_Do this_
Go through the listing and pick out each line with the word "партиями" in it.

_Extracted data_
========

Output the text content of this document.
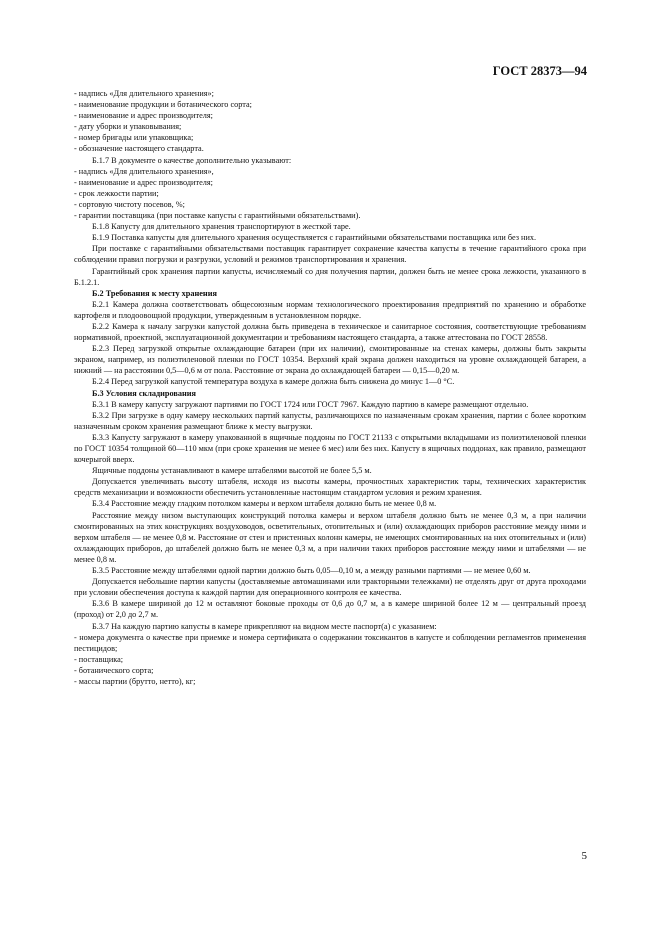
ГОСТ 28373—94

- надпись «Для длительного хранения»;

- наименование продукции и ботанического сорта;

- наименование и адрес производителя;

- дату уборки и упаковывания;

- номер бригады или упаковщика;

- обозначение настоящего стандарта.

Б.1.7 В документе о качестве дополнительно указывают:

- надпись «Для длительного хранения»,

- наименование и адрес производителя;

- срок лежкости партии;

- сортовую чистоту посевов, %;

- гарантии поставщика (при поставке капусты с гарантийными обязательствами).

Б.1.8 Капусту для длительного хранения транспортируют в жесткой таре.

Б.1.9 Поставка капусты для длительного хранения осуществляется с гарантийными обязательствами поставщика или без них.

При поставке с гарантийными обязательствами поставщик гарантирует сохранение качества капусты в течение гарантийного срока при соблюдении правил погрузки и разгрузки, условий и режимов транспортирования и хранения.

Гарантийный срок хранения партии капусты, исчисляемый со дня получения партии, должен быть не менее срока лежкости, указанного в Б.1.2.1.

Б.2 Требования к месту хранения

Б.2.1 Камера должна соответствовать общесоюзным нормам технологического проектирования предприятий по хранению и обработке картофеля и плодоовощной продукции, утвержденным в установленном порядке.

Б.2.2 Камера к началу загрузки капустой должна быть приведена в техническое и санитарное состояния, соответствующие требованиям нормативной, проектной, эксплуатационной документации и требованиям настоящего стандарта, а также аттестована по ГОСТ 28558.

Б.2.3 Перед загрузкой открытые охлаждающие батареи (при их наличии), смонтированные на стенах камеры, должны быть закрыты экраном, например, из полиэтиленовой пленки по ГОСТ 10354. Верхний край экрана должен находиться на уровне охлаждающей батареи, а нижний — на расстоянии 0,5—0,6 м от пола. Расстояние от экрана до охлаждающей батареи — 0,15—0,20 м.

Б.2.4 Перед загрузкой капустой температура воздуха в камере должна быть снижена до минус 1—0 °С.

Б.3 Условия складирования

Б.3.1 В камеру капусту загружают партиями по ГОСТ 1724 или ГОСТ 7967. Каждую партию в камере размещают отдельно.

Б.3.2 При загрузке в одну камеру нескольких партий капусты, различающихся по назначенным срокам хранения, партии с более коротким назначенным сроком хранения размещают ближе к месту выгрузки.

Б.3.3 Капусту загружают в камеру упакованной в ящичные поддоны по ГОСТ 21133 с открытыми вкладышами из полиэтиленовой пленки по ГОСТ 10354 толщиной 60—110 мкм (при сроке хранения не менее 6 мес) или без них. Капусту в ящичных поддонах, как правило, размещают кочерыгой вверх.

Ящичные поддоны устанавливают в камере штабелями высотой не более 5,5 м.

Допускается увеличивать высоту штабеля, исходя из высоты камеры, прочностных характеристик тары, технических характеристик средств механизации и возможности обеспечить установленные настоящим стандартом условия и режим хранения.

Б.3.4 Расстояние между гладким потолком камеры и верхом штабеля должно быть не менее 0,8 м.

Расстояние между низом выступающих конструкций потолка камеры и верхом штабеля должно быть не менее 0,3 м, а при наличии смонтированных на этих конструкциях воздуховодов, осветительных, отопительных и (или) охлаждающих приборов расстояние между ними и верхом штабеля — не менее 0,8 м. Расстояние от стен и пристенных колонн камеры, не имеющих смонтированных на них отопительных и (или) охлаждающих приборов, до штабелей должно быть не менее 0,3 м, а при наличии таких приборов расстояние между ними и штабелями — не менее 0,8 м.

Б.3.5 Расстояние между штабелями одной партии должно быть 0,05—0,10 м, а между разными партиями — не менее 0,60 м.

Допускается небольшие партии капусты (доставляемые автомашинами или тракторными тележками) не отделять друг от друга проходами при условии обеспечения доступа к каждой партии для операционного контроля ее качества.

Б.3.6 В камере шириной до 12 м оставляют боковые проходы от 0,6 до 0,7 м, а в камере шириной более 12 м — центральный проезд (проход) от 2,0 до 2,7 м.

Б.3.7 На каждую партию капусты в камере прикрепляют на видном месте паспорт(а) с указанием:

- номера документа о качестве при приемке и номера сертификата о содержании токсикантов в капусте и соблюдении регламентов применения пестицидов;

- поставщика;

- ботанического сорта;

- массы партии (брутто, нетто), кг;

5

========

_Exercise solution_
Б.3.1 В камеру капусту загружают партиями по ГОСТ 1724 или ГОСТ 7967. Каждую партию в камере размещают отдельно.
Б.3.5 Расстояние между штабелями одной партии должно быть 0,05—0,10 м, а между разными партиями — не менее 0,60 м.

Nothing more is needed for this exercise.